━━━ DATASET CONTENT ━━━

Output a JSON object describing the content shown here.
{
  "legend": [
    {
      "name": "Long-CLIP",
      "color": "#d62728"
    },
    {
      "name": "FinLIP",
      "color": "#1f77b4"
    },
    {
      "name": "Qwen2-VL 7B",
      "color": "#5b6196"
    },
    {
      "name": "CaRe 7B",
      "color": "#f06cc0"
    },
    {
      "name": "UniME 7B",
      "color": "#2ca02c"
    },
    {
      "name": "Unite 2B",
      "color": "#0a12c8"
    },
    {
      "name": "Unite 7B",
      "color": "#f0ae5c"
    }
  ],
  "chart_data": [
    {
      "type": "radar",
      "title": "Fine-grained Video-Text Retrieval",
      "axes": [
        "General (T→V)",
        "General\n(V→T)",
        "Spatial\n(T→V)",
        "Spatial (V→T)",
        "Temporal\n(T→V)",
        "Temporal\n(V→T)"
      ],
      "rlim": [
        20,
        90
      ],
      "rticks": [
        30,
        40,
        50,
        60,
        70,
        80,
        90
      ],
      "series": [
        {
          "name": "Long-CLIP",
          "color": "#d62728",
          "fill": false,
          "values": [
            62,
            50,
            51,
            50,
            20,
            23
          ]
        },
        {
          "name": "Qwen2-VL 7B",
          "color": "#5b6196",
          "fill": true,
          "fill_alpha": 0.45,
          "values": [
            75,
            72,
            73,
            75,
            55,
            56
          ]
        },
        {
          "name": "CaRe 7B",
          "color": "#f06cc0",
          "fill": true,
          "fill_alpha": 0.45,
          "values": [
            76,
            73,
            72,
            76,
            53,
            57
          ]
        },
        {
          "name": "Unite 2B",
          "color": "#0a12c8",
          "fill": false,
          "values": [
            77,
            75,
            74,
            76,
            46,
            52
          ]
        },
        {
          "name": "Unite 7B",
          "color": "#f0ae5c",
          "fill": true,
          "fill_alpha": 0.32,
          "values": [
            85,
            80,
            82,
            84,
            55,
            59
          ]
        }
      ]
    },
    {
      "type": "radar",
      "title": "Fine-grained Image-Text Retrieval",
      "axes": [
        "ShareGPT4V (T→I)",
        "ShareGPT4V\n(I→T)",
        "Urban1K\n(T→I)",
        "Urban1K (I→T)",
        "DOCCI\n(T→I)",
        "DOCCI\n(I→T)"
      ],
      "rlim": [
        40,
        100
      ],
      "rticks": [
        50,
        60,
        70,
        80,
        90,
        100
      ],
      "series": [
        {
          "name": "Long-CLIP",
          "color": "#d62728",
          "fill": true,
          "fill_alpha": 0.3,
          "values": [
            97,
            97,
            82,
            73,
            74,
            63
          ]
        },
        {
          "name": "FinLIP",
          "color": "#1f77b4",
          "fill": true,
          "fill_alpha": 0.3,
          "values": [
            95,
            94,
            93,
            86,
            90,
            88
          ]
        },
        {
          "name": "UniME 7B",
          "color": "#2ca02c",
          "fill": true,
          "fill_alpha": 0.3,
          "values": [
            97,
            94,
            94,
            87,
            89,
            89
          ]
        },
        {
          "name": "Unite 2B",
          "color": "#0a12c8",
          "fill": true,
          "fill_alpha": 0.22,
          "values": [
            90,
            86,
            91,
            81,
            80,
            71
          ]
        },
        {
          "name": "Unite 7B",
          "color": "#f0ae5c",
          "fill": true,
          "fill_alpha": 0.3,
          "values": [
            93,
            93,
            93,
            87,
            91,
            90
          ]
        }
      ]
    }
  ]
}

━━━

The lines above should be duplicated exactly.

Output a JSON object describing the content shown here.
{
  "legend": [
    {
      "name": "Long-CLIP",
      "color": "#d62728"
    },
    {
      "name": "FinLIP",
      "color": "#1f77b4"
    },
    {
      "name": "Qwen2-VL 7B",
      "color": "#5b6196"
    },
    {
      "name": "CaRe 7B",
      "color": "#f06cc0"
    },
    {
      "name": "UniME 7B",
      "color": "#2ca02c"
    },
    {
      "name": "Unite 2B",
      "color": "#0a12c8"
    },
    {
      "name": "Unite 7B",
      "color": "#f0ae5c"
    }
  ],
  "chart_data": [
    {
      "type": "radar",
      "title": "Fine-grained Video-Text Retrieval",
      "axes": [
        "General (T→V)",
        "General\n(V→T)",
        "Spatial\n(T→V)",
        "Spatial (V→T)",
        "Temporal\n(T→V)",
        "Temporal\n(V→T)"
      ],
      "rlim": [
        20,
        90
      ],
      "rticks": [
        30,
        40,
        50,
        60,
        70,
        80,
        90
      ],
      "series": [
        {
          "name": "Long-CLIP",
          "color": "#d62728",
          "fill": false,
          "values": [
            62,
            50,
            51,
            50,
            20,
            23
          ]
        },
        {
          "name": "Qwen2-VL 7B",
          "color": "#5b6196",
          "fill": true,
          "fill_alpha": 0.45,
          "values": [
            75,
            72,
            73,
            75,
            55,
            56
          ]
        },
        {
          "name": "CaRe 7B",
          "color": "#f06cc0",
          "fill": true,
          "fill_alpha": 0.45,
          "values": [
            76,
            73,
            72,
            76,
            53,
            57
          ]
        },
        {
          "name": "Unite 2B",
          "color": "#0a12c8",
          "fill": false,
          "values": [
            77,
            75,
            74,
            76,
            46,
            52
          ]
        },
        {
          "name": "Unite 7B",
          "color": "#f0ae5c",
          "fill": true,
          "fill_alpha": 0.32,
          "values": [
            85,
            80,
            82,
            84,
            55,
            59
          ]
        }
      ]
    },
    {
      "type": "radar",
      "title": "Fine-grained Image-Text Retrieval",
      "axes": [
        "ShareGPT4V (T→I)",
        "ShareGPT4V\n(I→T)",
        "Urban1K\n(T→I)",
        "Urban1K (I→T)",
        "DOCCI\n(T→I)",
        "DOCCI\n(I→T)"
      ],
      "rlim": [
        40,
        100
      ],
      "rticks": [
        50,
        60,
        70,
        80,
        90,
        100
      ],
      "series": [
        {
          "name": "Long-CLIP",
          "color": "#d62728",
          "fill": true,
          "fill_alpha": 0.3,
          "values": [
            97,
            97,
            82,
            73,
            74,
            63
          ]
        },
        {
          "name": "FinLIP",
          "color": "#1f77b4",
          "fill": true,
          "fill_alpha": 0.3,
          "values": [
            95,
            94,
            93,
            86,
            90,
            88
          ]
        },
        {
          "name": "UniME 7B",
          "color": "#2ca02c",
          "fill": true,
          "fill_alpha": 0.3,
          "values": [
            97,
            94,
            94,
            87,
            89,
            89
          ]
        },
        {
          "name": "Unite 2B",
          "color": "#0a12c8",
          "fill": true,
          "fill_alpha": 0.22,
          "values": [
            90,
            86,
            91,
            81,
            80,
            71
          ]
        },
        {
          "name": "Unite 7B",
          "color": "#f0ae5c",
          "fill": true,
          "fill_alpha": 0.3,
          "values": [
            93,
            93,
            93,
            87,
            91,
            90
          ]
        }
      ]
    }
  ]
}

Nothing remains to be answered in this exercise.